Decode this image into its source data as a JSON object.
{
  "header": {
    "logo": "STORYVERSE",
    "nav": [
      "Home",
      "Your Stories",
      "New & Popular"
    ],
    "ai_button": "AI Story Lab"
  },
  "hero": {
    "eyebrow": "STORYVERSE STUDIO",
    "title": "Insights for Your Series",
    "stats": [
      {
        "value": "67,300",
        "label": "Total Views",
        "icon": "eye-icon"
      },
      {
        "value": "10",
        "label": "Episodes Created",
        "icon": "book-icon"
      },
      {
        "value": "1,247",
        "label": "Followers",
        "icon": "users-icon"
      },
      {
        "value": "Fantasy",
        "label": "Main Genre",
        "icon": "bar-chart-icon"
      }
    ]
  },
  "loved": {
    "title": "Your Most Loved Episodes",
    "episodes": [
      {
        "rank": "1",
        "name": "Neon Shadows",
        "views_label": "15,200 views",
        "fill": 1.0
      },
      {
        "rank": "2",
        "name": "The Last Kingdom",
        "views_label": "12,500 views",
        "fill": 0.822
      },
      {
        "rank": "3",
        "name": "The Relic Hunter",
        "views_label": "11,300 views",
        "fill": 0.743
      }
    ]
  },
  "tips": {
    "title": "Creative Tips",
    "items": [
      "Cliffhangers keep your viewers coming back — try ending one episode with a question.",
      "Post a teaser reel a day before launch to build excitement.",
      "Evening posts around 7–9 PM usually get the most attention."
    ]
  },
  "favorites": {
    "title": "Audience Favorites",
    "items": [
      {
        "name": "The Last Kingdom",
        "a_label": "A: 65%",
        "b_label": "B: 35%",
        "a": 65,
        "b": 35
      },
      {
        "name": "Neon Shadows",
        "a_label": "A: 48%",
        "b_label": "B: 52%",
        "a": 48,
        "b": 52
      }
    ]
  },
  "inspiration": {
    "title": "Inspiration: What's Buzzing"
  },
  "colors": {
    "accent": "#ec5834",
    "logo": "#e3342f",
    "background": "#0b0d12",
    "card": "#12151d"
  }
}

- **EXERCISE**: Copy out each line in the preceding records that contains "icon".

- **REPLY TO THE EXERCISE**:
        "icon": "eye-icon"
        "icon": "book-icon"
        "icon": "users-icon"
        "icon": "bar-chart-icon"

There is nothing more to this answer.